* **Exercise brief**:
In the records below, locate the line containing "What text is on this page?"; output that line and every following line through the last, exactly.

Saved entries:
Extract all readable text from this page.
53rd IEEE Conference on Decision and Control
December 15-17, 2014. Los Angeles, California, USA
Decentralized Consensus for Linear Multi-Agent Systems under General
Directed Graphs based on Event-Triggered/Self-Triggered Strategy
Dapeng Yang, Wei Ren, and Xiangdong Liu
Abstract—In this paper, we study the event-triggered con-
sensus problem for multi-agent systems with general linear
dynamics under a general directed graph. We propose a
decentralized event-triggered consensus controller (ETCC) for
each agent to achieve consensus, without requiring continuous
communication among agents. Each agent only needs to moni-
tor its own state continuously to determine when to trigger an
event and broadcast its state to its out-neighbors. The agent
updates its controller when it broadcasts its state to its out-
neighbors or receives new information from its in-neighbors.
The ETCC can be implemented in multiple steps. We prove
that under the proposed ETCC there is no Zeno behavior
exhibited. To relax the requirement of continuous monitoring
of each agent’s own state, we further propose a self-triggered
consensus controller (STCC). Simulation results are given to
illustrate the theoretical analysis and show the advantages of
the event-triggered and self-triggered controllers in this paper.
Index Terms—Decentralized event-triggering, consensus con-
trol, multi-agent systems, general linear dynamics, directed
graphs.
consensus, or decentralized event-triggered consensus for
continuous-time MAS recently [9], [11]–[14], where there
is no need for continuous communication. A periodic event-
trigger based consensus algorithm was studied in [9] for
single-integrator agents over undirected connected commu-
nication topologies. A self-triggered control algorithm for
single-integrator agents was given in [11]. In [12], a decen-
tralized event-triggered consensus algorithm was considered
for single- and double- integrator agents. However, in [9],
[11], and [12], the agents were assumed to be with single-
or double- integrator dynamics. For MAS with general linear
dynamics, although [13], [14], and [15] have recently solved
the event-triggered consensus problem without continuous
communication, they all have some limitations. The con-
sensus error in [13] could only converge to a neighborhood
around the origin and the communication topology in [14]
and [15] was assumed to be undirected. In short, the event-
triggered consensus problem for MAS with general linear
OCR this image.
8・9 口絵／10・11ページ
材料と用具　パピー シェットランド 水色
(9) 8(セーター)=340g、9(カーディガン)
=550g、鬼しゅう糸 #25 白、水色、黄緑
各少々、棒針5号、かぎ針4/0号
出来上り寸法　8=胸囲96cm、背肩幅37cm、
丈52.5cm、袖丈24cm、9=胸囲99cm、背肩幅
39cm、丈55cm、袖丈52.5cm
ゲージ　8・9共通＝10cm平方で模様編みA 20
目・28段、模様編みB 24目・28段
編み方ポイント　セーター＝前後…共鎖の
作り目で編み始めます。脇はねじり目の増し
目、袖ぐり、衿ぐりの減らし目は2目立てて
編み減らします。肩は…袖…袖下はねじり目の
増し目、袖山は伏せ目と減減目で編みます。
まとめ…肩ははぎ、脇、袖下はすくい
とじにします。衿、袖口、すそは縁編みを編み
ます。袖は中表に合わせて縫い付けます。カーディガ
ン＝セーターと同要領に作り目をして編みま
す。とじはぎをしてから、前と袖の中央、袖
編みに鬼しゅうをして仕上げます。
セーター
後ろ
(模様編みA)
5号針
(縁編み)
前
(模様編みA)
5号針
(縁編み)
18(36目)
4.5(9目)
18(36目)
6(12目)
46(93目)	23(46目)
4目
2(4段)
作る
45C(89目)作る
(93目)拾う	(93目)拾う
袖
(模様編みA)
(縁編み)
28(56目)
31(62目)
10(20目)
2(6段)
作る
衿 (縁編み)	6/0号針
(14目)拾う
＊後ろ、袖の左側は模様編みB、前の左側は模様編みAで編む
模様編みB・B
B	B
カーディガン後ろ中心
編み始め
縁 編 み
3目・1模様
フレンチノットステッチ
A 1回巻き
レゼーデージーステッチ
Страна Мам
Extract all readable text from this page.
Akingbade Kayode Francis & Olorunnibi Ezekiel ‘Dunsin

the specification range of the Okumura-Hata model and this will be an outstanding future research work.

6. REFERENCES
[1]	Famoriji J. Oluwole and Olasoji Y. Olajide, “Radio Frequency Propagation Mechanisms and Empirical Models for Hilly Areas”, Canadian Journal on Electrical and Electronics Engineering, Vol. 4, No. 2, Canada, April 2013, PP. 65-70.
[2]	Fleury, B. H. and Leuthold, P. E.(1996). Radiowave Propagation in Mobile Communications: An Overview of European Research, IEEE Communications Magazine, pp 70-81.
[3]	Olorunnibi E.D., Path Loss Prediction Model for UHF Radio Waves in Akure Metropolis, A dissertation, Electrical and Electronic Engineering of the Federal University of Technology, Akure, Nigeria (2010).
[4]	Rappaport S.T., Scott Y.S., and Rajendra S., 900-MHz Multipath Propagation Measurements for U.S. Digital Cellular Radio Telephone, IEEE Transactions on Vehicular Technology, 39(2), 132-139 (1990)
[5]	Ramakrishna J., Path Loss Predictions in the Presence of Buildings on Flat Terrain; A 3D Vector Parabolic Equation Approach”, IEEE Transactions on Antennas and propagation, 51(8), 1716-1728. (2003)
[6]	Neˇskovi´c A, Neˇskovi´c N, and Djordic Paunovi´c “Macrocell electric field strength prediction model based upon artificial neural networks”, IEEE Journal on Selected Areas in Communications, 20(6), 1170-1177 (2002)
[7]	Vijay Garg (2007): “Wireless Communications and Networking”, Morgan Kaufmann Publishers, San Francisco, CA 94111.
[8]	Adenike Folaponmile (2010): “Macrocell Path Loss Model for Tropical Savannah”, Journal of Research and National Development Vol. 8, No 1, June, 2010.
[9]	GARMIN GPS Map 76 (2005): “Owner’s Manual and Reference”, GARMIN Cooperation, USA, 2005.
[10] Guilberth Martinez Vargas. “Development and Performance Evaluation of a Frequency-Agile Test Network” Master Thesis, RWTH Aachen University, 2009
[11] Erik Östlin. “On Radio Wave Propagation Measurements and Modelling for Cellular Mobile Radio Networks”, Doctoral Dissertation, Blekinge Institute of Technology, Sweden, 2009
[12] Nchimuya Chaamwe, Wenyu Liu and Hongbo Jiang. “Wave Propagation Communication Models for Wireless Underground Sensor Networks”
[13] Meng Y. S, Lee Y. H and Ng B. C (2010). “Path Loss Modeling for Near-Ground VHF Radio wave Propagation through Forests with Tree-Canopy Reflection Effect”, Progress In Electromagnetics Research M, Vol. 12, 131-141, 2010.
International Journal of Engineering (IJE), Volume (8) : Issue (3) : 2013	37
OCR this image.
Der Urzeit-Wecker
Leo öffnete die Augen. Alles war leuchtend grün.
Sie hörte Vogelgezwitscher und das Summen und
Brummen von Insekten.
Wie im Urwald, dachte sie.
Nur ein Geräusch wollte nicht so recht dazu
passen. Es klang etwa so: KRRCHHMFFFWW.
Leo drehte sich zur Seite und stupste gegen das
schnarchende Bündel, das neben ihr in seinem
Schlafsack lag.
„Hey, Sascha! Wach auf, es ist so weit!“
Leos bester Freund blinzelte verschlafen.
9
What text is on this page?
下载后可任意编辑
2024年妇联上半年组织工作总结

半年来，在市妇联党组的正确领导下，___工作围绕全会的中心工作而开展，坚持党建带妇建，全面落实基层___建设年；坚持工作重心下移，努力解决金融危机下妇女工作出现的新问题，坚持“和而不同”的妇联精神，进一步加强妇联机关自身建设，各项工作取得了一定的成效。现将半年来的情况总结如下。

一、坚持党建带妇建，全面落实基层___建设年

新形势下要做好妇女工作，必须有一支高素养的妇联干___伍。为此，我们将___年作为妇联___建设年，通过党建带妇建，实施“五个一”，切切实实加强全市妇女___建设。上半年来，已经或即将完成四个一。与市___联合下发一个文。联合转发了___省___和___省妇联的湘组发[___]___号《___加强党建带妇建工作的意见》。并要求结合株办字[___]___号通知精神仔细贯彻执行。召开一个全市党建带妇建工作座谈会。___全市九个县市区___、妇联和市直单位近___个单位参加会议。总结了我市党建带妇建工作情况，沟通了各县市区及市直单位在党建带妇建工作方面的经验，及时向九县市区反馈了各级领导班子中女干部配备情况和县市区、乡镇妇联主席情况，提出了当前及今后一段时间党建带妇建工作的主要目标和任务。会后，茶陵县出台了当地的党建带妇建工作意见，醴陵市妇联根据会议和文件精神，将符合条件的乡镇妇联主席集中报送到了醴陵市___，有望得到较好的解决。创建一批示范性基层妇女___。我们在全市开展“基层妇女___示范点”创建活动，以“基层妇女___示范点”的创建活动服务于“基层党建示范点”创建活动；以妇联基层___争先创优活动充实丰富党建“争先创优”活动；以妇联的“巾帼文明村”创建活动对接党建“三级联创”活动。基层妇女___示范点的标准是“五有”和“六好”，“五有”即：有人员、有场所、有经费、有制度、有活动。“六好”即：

* **Completed task**:
What text is on this page?
下载后可任意编辑
2024年妇联上半年组织工作总结

半年来，在市妇联党组的正确领导下，___工作围绕全会的中心工作而开展，坚持党建带妇建，全面落实基层___建设年；坚持工作重心下移，努力解决金融危机下妇女工作出现的新问题，坚持“和而不同”的妇联精神，进一步加强妇联机关自身建设，各项工作取得了一定的成效。现将半年来的情况总结如下。

一、坚持党建带妇建，全面落实基层___建设年

新形势下要做好妇女工作，必须有一支高素养的妇联干___伍。为此，我们将___年作为妇联___建设年，通过党建带妇建，实施“五个一”，切切实实加强全市妇女___建设。上半年来，已经或即将完成四个一。与市___联合下发一个文。联合转发了___省___和___省妇联的湘组发[___]___号《___加强党建带妇建工作的意见》。并要求结合株办字[___]___号通知精神仔细贯彻执行。召开一个全市党建带妇建工作座谈会。___全市九个县市区___、妇联和市直单位近___个单位参加会议。总结了我市党建带妇建工作情况，沟通了各县市区及市直单位在党建带妇建工作方面的经验，及时向九县市区反馈了各级领导班子中女干部配备情况和县市区、乡镇妇联主席情况，提出了当前及今后一段时间党建带妇建工作的主要目标和任务。会后，茶陵县出台了当地的党建带妇建工作意见，醴陵市妇联根据会议和文件精神，将符合条件的乡镇妇联主席集中报送到了醴陵市___，有望得到较好的解决。创建一批示范性基层妇女___。我们在全市开展“基层妇女___示范点”创建活动，以“基层妇女___示范点”的创建活动服务于“基层党建示范点”创建活动；以妇联基层___争先创优活动充实丰富党建“争先创优”活动；以妇联的“巾帼文明村”创建活动对接党建“三级联创”活动。基层妇女___示范点的标准是“五有”和“六好”，“五有”即：有人员、有场所、有经费、有制度、有活动。“六好”即：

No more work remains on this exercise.